Given request ▸ Work through the data below and give the number of lines holding "wGust", nothing more.
········
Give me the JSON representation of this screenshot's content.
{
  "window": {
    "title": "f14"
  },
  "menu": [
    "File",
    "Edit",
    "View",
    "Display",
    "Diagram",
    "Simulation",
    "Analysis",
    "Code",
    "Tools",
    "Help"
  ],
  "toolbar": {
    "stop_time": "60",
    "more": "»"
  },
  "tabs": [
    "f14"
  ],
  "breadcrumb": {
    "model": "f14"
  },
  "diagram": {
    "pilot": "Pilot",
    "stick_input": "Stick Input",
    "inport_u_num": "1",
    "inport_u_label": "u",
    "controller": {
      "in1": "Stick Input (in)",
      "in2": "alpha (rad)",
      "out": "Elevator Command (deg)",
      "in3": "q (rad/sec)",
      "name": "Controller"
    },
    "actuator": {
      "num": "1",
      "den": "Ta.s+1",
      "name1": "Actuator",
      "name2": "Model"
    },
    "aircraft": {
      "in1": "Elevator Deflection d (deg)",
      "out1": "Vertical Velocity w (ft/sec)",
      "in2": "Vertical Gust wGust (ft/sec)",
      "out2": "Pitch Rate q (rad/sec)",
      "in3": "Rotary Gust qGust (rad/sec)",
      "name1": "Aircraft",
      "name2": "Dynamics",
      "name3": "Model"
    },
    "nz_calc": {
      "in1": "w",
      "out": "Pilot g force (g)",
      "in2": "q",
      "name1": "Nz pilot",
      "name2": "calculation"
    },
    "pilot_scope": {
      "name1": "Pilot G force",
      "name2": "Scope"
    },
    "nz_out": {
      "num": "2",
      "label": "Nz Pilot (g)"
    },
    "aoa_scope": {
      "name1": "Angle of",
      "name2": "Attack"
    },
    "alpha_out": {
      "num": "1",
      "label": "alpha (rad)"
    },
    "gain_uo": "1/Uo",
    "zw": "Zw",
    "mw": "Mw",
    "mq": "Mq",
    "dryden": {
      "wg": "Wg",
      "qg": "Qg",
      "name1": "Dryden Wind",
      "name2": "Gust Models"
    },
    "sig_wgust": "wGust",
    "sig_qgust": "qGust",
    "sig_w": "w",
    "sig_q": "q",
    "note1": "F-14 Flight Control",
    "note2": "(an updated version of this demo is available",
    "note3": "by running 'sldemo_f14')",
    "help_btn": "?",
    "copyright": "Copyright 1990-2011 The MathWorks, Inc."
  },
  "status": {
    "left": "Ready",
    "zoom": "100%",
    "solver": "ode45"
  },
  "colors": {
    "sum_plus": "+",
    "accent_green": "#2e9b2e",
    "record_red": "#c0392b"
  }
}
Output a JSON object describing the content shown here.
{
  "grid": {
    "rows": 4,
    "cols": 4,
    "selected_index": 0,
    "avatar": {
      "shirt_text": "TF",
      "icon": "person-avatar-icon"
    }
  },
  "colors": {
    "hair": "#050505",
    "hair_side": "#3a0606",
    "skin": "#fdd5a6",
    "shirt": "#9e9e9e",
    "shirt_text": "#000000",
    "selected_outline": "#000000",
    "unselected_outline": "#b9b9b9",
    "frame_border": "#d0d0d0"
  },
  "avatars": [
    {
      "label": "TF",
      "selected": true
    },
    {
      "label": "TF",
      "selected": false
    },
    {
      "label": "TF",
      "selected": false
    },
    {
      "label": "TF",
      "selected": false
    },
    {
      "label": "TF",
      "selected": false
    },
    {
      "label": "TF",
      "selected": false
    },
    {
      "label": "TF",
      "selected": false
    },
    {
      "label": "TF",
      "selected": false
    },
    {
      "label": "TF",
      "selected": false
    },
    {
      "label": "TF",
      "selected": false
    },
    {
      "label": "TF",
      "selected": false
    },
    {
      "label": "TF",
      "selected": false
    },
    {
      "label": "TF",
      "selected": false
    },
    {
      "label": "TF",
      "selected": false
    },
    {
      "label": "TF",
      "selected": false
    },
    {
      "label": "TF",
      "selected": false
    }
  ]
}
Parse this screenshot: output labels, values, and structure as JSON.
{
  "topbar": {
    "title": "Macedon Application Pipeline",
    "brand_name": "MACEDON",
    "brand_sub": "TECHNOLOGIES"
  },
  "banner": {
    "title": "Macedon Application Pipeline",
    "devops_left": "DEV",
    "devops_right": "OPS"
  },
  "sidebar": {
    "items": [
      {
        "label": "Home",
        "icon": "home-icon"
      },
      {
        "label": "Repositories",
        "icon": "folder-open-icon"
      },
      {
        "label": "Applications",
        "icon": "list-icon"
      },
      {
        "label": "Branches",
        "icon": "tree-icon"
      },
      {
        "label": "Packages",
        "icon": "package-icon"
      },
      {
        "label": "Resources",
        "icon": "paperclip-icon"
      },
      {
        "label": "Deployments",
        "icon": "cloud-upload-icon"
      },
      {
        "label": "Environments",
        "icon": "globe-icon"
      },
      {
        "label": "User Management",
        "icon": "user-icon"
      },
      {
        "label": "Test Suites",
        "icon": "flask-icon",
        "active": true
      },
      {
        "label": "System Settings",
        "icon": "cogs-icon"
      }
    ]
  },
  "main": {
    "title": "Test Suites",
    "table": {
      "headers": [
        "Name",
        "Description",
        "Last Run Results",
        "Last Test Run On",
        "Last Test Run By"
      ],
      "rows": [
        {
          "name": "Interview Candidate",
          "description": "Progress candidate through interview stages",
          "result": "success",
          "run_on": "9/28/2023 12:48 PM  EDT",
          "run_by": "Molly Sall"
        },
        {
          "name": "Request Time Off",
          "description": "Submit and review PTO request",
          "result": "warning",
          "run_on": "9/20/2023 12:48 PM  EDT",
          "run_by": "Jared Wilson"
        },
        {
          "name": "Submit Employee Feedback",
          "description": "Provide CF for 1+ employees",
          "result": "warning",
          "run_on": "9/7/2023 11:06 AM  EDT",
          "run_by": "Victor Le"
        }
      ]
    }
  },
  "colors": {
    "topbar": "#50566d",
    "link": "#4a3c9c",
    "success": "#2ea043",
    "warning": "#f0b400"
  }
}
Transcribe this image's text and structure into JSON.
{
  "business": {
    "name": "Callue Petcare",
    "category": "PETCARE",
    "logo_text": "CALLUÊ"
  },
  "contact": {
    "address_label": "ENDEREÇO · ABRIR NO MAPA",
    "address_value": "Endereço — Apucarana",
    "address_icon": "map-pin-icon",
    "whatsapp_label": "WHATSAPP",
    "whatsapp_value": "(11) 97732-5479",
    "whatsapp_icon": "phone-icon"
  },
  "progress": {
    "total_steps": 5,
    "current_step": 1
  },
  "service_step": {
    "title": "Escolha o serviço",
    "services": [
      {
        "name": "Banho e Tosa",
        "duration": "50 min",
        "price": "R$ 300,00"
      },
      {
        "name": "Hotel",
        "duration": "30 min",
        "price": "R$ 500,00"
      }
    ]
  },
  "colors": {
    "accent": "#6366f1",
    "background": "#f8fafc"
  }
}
········
Response below ▸ 2